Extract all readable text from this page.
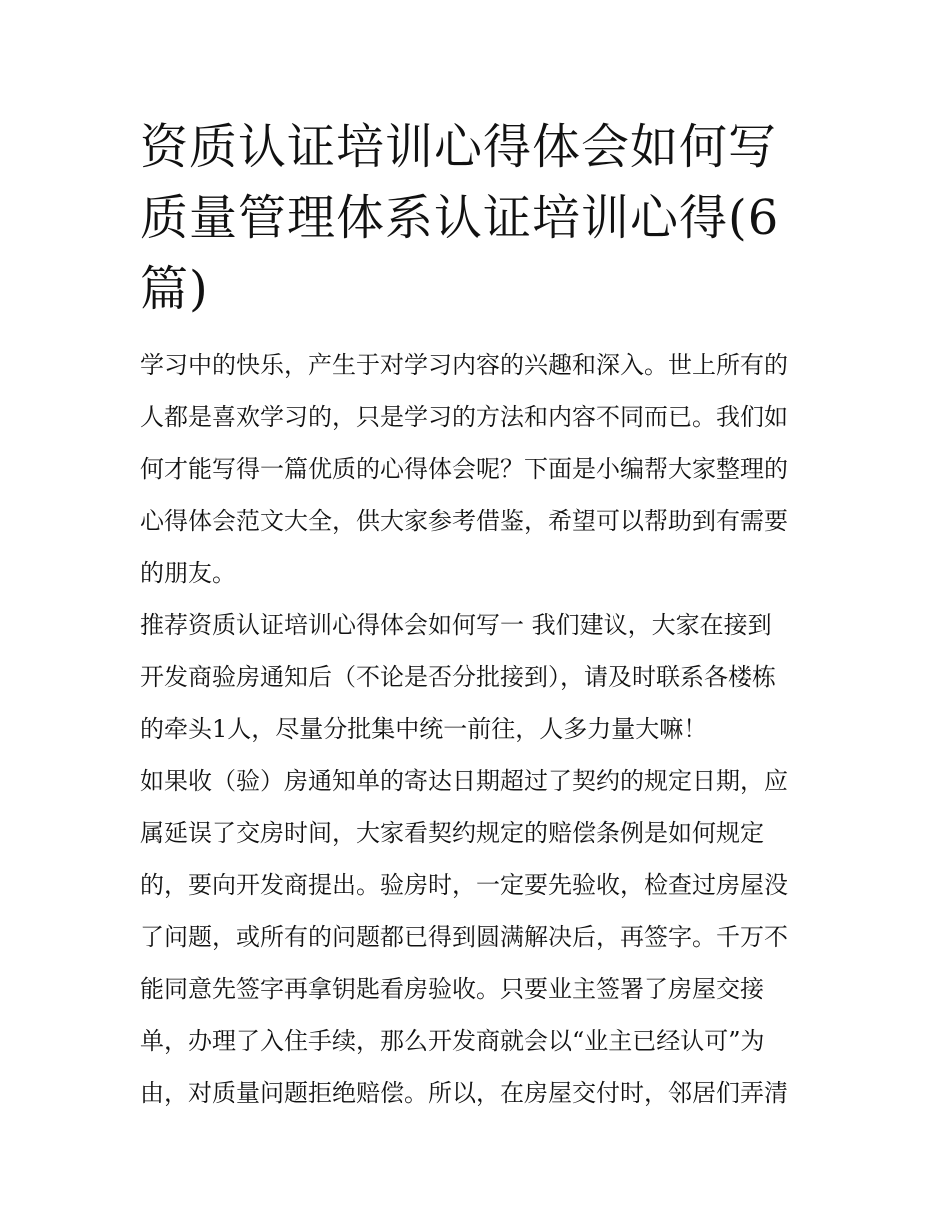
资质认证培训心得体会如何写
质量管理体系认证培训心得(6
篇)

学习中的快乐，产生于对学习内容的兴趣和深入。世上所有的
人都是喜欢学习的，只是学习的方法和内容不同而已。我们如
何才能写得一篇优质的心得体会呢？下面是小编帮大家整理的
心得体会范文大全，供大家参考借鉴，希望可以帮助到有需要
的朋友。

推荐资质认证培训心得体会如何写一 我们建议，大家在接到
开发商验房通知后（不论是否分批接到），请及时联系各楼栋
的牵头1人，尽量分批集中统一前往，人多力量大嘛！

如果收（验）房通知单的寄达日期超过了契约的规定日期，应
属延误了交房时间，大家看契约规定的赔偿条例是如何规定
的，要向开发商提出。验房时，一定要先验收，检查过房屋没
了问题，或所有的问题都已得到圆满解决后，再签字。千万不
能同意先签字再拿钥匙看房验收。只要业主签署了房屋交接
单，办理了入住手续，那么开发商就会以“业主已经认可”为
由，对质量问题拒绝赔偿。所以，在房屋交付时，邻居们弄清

##########

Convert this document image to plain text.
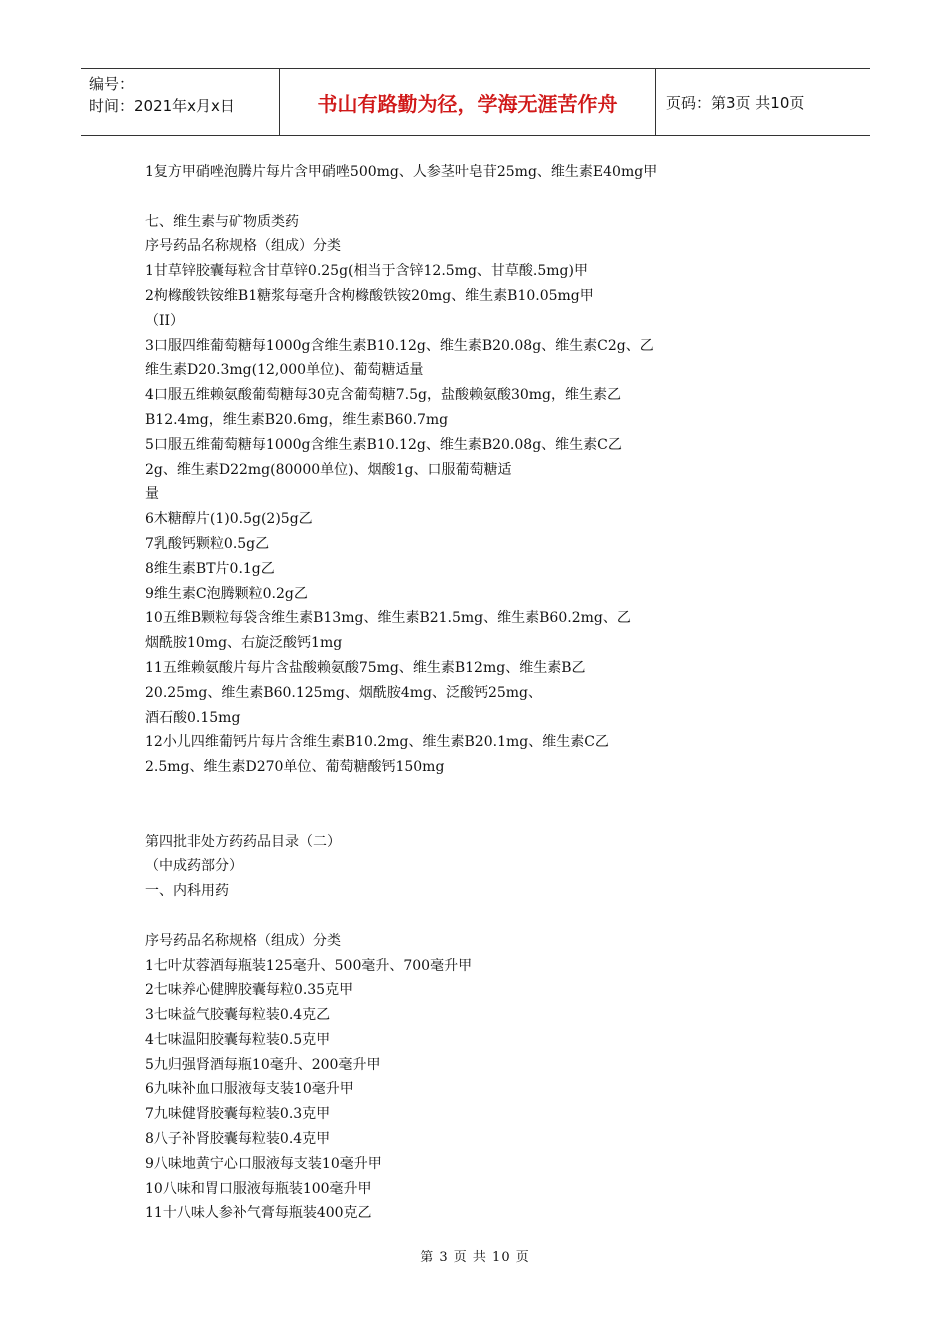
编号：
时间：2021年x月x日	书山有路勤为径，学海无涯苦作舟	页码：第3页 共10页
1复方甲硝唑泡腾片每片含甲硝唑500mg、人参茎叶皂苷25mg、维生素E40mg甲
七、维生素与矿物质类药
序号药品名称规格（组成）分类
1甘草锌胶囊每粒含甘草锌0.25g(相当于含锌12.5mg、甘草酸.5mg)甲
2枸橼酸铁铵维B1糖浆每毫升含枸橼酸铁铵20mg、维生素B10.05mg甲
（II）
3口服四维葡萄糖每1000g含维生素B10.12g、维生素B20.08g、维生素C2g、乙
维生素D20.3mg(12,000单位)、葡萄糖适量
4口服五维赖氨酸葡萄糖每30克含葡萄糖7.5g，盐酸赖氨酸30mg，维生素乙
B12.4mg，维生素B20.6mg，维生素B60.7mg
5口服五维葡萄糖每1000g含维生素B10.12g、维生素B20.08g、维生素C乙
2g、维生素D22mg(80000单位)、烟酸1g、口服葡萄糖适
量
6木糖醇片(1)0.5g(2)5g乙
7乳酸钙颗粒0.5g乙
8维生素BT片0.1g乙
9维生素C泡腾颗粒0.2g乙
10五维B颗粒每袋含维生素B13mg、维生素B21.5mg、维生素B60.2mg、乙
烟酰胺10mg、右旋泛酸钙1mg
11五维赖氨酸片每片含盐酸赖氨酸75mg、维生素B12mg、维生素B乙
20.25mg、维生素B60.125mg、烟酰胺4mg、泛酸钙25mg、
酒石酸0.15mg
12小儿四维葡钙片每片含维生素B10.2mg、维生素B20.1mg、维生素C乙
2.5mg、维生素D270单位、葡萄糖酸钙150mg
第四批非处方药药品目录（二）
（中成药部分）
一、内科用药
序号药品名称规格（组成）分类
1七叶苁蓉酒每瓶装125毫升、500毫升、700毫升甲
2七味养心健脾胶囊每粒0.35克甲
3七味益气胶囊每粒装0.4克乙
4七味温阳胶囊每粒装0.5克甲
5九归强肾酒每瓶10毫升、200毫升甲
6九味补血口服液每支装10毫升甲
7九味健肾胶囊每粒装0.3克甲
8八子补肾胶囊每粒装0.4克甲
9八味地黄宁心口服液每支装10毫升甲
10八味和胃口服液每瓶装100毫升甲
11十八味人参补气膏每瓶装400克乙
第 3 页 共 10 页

##########

*Instruction*
Using the entries above, return each line that includes the word "维生素C乙".

*Response*
5口服五维葡萄糖每1000g含维生素B10.12g、维生素B20.08g、维生素C乙
12小儿四维葡钙片每片含维生素B10.2mg、维生素B20.1mg、维生素C乙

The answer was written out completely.